• [TAREFA] No texto sobre a escassez de chips, transcreva o trecho que começa com "A escassez se" e termina com "fim de 2027.", trocando "outubro" por "novembro".

• [TRECHO DO TEXTO]

● ● ●

Sanchit Vir Gogia, CEO da Greyhound Research, resume o problema afirmando que a escassez deixou de ser apenas uma preocupação técnica e se tornou um risco econômico global. Para ele, a aceleração súbita da IA está colidindo com uma cadeia de suprimentos incapaz de acompanhar suas demandas físicas.

A análise da Reuters se baseia em quase quarenta entrevistas, incluindo executivos de fabricantes e distribuidores de chips. Os relatos indicam que a corrida da indústria para produzir semicondutores de ponta, voltados à IA e concentrados na Nvidia e em grandes empresas como Google, Microsoft e Alibaba, deixou o mercado em um dilema. Ao priorizar a produção de memória avançada, fabricantes como Samsung, SK Hynix e Micron reduziram a oferta de chips convencionais essenciais para smartphones, PCs e outros eletrônicos. A consequência é uma pressão simultânea em todas as frentes.

A escassez se agrava no momento em que investidores questionam se os bilhões investidos em infraestrutura de IA não teriam inflado uma bolha. A TrendForce afirma que, em outubro, os estoques de DRAM – principal tipo de memória usado em computadores e celulares – caíram para apenas duas a quatro semanas, bem abaixo da média histórica. A SK Hynix já estimou aos analistas que a crise pode se estender até o fim de 2027.

A competição por suprimentos se intensificou de tal forma que vários fabricantes passaram a rever decisões estratégicas. Samsung e Micron haviam anunciado cortes ou encerramento da produção de certos modelos de memória DDR4, ainda amplamente usados em PCs e servidores, mas agora voltam a negociar extensão desses ciclos diante da explosão da demanda. Mesmo assim, a pressão persiste. Gigantes de tecnologia pedem encomendas ilimitadas, aceitando qualquer quantidade que os fornecedores consigam produzir, independentemente do preço.

● ● ●

• [REGISTROS EXTRAÍDOS]
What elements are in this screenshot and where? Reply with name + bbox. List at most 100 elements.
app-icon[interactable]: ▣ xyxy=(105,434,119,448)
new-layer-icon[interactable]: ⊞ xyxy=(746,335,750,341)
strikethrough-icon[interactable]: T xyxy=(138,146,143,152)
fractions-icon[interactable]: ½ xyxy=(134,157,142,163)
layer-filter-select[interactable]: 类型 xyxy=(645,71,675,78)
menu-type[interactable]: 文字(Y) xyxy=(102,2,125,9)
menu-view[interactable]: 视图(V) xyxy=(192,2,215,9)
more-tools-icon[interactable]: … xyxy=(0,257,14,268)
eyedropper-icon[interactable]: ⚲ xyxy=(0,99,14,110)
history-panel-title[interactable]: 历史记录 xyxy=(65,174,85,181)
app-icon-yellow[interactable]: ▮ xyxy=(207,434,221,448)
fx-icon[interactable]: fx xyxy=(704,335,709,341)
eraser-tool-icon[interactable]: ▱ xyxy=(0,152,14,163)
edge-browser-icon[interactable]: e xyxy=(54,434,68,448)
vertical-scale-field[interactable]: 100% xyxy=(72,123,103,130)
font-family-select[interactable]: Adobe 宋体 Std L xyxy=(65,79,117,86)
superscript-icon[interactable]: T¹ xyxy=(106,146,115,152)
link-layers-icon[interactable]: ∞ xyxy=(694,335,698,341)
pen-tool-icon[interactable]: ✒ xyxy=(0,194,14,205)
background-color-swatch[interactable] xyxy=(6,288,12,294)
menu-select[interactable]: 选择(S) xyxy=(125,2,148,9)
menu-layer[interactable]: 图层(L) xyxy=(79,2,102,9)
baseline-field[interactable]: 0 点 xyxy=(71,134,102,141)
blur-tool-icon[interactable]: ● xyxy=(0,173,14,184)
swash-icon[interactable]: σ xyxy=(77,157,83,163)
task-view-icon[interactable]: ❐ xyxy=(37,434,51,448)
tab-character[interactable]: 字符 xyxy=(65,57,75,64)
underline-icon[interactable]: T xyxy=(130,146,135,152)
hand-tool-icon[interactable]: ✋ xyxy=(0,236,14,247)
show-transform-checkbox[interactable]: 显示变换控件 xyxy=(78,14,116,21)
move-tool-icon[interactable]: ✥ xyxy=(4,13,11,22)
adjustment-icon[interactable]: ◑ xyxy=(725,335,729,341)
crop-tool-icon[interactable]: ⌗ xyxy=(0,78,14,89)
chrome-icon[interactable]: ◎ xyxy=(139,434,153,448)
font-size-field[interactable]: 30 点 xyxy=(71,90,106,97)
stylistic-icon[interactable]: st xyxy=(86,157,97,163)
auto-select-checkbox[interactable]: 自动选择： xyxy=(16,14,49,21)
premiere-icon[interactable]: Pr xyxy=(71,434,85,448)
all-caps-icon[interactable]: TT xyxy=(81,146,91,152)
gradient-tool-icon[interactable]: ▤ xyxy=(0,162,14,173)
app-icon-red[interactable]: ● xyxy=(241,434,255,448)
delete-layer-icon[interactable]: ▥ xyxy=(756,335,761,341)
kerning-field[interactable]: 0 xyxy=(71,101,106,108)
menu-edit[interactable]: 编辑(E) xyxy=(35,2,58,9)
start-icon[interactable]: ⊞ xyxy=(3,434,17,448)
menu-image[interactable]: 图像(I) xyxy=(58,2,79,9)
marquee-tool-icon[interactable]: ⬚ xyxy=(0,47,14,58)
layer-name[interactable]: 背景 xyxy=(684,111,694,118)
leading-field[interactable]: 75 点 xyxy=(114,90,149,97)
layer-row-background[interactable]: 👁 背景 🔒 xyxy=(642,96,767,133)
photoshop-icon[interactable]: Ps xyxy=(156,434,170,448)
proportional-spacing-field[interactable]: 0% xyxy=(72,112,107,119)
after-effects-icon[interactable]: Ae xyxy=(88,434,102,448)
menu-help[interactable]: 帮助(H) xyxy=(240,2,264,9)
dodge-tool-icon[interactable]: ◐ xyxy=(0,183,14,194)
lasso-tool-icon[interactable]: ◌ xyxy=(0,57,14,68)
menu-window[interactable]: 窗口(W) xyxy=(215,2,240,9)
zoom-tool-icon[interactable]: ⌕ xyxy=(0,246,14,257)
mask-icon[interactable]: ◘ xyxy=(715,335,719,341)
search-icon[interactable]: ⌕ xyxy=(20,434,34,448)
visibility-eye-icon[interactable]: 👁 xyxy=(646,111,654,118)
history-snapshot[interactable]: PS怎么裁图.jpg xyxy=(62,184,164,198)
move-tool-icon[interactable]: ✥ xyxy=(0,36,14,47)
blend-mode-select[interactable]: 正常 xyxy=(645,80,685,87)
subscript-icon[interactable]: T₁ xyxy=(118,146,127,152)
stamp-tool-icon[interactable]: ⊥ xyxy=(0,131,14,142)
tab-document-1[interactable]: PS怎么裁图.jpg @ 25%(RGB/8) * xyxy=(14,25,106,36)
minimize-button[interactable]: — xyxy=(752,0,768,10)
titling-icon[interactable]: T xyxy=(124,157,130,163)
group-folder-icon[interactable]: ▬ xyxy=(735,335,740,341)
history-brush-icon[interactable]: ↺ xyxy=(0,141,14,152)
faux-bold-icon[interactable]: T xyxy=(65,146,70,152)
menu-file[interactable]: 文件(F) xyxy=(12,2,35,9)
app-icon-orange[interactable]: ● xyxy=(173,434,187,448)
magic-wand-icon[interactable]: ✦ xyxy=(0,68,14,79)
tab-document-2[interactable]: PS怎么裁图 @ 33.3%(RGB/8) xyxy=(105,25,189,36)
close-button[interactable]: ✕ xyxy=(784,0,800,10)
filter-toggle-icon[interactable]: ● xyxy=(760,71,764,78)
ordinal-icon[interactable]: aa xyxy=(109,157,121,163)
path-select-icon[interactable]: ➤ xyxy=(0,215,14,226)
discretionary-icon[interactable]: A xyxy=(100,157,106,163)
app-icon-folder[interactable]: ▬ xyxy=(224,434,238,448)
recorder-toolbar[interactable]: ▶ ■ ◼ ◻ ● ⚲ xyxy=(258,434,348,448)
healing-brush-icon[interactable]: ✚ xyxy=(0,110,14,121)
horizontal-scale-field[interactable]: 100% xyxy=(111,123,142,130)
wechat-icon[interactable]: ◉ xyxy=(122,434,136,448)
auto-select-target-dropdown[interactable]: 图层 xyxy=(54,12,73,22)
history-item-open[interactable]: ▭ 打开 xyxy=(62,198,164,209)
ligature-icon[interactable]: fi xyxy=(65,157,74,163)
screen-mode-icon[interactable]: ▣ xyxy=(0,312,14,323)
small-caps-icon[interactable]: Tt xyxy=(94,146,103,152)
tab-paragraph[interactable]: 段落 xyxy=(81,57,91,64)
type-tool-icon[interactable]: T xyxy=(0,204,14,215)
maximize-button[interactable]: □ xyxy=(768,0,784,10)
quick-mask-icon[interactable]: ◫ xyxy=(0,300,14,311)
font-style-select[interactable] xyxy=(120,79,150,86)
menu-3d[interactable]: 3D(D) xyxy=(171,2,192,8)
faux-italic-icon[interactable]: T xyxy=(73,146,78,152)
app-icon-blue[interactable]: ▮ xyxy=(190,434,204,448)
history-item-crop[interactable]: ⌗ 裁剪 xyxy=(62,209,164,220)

● ● ●

• [RESULTADO DO EXERCÍCIO]
A escassez se agrava no momento em que investidores questionam se os bilhões investidos em infraestrutura de IA não teriam inflado uma bolha. A TrendForce afirma que, em novembro, os estoques de DRAM – principal tipo de memória usado em computadores e celulares – caíram para apenas duas a quatro semanas, bem abaixo da média histórica. A SK Hynix já estimou aos analistas que a crise pode se estender até o fim de 2027.